• _What is required_
Update the records below so that every occurrence of "interactable" becomes "clickable", leaving all other text unchanged.

• _Stored items from a collection_
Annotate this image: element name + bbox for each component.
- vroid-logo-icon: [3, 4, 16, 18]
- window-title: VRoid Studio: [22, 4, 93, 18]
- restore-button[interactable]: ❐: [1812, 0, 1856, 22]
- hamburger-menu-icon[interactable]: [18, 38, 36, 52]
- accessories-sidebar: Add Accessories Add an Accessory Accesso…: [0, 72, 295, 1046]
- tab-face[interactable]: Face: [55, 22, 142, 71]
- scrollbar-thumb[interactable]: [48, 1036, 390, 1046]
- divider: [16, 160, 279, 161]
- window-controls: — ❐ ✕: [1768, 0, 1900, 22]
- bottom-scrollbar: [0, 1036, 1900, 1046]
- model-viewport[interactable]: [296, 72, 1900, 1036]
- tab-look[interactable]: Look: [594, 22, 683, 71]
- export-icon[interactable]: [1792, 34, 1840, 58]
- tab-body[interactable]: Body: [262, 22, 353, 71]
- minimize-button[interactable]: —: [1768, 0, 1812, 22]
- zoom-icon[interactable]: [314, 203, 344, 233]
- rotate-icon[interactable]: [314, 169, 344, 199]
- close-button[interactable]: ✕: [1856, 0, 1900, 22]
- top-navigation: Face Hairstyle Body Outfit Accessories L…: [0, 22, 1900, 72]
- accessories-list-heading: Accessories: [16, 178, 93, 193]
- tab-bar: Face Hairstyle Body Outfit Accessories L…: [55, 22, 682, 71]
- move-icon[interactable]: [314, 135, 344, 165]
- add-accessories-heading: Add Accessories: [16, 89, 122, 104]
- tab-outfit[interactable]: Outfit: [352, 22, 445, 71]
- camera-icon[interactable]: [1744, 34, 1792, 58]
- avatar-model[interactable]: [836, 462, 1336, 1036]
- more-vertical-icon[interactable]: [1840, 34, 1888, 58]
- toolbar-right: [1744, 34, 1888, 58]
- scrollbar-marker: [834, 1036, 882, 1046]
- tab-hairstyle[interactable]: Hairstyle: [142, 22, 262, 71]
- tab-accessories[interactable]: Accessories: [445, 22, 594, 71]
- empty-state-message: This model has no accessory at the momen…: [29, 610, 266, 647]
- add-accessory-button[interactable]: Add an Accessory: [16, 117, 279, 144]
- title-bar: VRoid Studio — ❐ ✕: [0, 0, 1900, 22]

• _Answer for the task_
Annotate this image: element name + bbox for each component.
- vroid-logo-icon: [3, 4, 16, 18]
- window-title: VRoid Studio: [22, 4, 93, 18]
- restore-button[clickable]: ❐: [1812, 0, 1856, 22]
- hamburger-menu-icon[clickable]: [18, 38, 36, 52]
- accessories-sidebar: Add Accessories Add an Accessory Accesso…: [0, 72, 295, 1046]
- tab-face[clickable]: Face: [55, 22, 142, 71]
- scrollbar-thumb[clickable]: [48, 1036, 390, 1046]
- divider: [16, 160, 279, 161]
- window-controls: — ❐ ✕: [1768, 0, 1900, 22]
- bottom-scrollbar: [0, 1036, 1900, 1046]
- model-viewport[clickable]: [296, 72, 1900, 1036]
- tab-look[clickable]: Look: [594, 22, 683, 71]
- export-icon[clickable]: [1792, 34, 1840, 58]
- tab-body[clickable]: Body: [262, 22, 353, 71]
- minimize-button[clickable]: —: [1768, 0, 1812, 22]
- zoom-icon[clickable]: [314, 203, 344, 233]
- rotate-icon[clickable]: [314, 169, 344, 199]
- close-button[clickable]: ✕: [1856, 0, 1900, 22]
- top-navigation: Face Hairstyle Body Outfit Accessories L…: [0, 22, 1900, 72]
- accessories-list-heading: Accessories: [16, 178, 93, 193]
- tab-bar: Face Hairstyle Body Outfit Accessories L…: [55, 22, 682, 71]
- move-icon[clickable]: [314, 135, 344, 165]
- add-accessories-heading: Add Accessories: [16, 89, 122, 104]
- tab-outfit[clickable]: Outfit: [352, 22, 445, 71]
- camera-icon[clickable]: [1744, 34, 1792, 58]
- avatar-model[clickable]: [836, 462, 1336, 1036]
- more-vertical-icon[clickable]: [1840, 34, 1888, 58]
- toolbar-right: [1744, 34, 1888, 58]
- scrollbar-marker: [834, 1036, 882, 1046]
- tab-hairstyle[clickable]: Hairstyle: [142, 22, 262, 71]
- tab-accessories[clickable]: Accessories: [445, 22, 594, 71]
- empty-state-message: This model has no accessory at the momen…: [29, 610, 266, 647]
- add-accessory-button[clickable]: Add an Accessory: [16, 117, 279, 144]
- title-bar: VRoid Studio — ❐ ✕: [0, 0, 1900, 22]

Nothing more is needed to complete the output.